Stored data start
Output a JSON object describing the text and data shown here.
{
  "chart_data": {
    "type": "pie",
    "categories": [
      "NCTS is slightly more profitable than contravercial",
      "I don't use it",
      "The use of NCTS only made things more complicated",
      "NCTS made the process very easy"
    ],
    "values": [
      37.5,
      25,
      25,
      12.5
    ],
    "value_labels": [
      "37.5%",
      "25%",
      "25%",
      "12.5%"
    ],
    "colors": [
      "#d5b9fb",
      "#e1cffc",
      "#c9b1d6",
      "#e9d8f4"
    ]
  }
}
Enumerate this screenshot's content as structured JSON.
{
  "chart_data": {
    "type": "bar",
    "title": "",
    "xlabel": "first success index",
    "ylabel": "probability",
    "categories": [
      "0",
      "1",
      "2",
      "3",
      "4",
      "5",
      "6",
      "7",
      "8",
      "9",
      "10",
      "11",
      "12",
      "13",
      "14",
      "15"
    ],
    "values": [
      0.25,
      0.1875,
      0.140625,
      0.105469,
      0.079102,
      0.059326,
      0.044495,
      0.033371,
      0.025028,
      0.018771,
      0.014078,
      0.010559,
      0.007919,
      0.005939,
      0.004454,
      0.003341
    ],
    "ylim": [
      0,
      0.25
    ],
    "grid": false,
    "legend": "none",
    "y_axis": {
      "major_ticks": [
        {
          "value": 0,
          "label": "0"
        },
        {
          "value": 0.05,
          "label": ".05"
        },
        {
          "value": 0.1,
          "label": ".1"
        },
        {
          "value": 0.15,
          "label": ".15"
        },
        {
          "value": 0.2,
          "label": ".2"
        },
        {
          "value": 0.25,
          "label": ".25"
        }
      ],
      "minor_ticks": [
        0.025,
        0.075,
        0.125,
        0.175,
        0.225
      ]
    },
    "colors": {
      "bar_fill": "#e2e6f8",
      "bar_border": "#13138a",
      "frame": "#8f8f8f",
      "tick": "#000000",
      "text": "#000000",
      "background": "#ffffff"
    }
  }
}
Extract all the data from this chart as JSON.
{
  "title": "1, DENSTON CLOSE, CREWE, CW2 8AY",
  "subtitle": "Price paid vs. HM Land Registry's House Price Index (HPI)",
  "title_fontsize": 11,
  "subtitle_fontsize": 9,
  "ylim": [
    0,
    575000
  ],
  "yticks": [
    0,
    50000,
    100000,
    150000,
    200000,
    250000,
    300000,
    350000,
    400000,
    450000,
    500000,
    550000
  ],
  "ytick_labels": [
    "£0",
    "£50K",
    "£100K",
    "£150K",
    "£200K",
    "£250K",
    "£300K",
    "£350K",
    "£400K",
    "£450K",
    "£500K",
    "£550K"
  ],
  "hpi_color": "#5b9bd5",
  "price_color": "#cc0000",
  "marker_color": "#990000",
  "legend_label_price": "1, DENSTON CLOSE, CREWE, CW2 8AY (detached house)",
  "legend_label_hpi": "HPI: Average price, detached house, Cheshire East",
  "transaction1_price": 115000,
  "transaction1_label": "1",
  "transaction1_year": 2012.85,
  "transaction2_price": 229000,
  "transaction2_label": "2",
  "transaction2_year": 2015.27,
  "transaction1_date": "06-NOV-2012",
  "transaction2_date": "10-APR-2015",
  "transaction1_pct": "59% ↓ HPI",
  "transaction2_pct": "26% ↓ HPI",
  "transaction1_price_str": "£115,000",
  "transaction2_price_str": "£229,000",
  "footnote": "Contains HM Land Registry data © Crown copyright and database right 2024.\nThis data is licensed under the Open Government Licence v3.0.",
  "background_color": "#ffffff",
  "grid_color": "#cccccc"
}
Stored data end
What you have to do: Your task is to repeat every line exactly.

Exercise answer:
Output a JSON object describing the text and data shown here.
{
  "chart_data": {
    "type": "pie",
    "categories": [
      "NCTS is slightly more profitable than contravercial",
      "I don't use it",
      "The use of NCTS only made things more complicated",
      "NCTS made the process very easy"
    ],
    "values": [
      37.5,
      25,
      25,
      12.5
    ],
    "value_labels": [
      "37.5%",
      "25%",
      "25%",
      "12.5%"
    ],
    "colors": [
      "#d5b9fb",
      "#e1cffc",
      "#c9b1d6",
      "#e9d8f4"
    ]
  }
}
Enumerate this screenshot's content as structured JSON.
{
  "chart_data": {
    "type": "bar",
    "title": "",
    "xlabel": "first success index",
    "ylabel": "probability",
    "categories": [
      "0",
      "1",
      "2",
      "3",
      "4",
      "5",
      "6",
      "7",
      "8",
      "9",
      "10",
      "11",
      "12",
      "13",
      "14",
      "15"
    ],
    "values": [
      0.25,
      0.1875,
      0.140625,
      0.105469,
      0.079102,
      0.059326,
      0.044495,
      0.033371,
      0.025028,
      0.018771,
      0.014078,
      0.010559,
      0.007919,
      0.005939,
      0.004454,
      0.003341
    ],
    "ylim": [
      0,
      0.25
    ],
    "grid": false,
    "legend": "none",
    "y_axis": {
      "major_ticks": [
        {
          "value": 0,
          "label": "0"
        },
        {
          "value": 0.05,
          "label": ".05"
        },
        {
          "value": 0.1,
          "label": ".1"
        },
        {
          "value": 0.15,
          "label": ".15"
        },
        {
          "value": 0.2,
          "label": ".2"
        },
        {
          "value": 0.25,
          "label": ".25"
        }
      ],
      "minor_ticks": [
        0.025,
        0.075,
        0.125,
        0.175,
        0.225
      ]
    },
    "colors": {
      "bar_fill": "#e2e6f8",
      "bar_border": "#13138a",
      "frame": "#8f8f8f",
      "tick": "#000000",
      "text": "#000000",
      "background": "#ffffff"
    }
  }
}
Extract all the data from this chart as JSON.
{
  "title": "1, DENSTON CLOSE, CREWE, CW2 8AY",
  "subtitle": "Price paid vs. HM Land Registry's House Price Index (HPI)",
  "title_fontsize": 11,
  "subtitle_fontsize": 9,
  "ylim": [
    0,
    575000
  ],
  "yticks": [
    0,
    50000,
    100000,
    150000,
    200000,
    250000,
    300000,
    350000,
    400000,
    450000,
    500000,
    550000
  ],
  "ytick_labels": [
    "£0",
    "£50K",
    "£100K",
    "£150K",
    "£200K",
    "£250K",
    "£300K",
    "£350K",
    "£400K",
    "£450K",
    "£500K",
    "£550K"
  ],
  "hpi_color": "#5b9bd5",
  "price_color": "#cc0000",
  "marker_color": "#990000",
  "legend_label_price": "1, DENSTON CLOSE, CREWE, CW2 8AY (detached house)",
  "legend_label_hpi": "HPI: Average price, detached house, Cheshire East",
  "transaction1_price": 115000,
  "transaction1_label": "1",
  "transaction1_year": 2012.85,
  "transaction2_price": 229000,
  "transaction2_label": "2",
  "transaction2_year": 2015.27,
  "transaction1_date": "06-NOV-2012",
  "transaction2_date": "10-APR-2015",
  "transaction1_pct": "59% ↓ HPI",
  "transaction2_pct": "26% ↓ HPI",
  "transaction1_price_str": "£115,000",
  "transaction2_price_str": "£229,000",
  "footnote": "Contains HM Land Registry data © Crown copyright and database right 2024.\nThis data is licensed under the Open Government Licence v3.0.",
  "background_color": "#ffffff",
  "grid_color": "#cccccc"
}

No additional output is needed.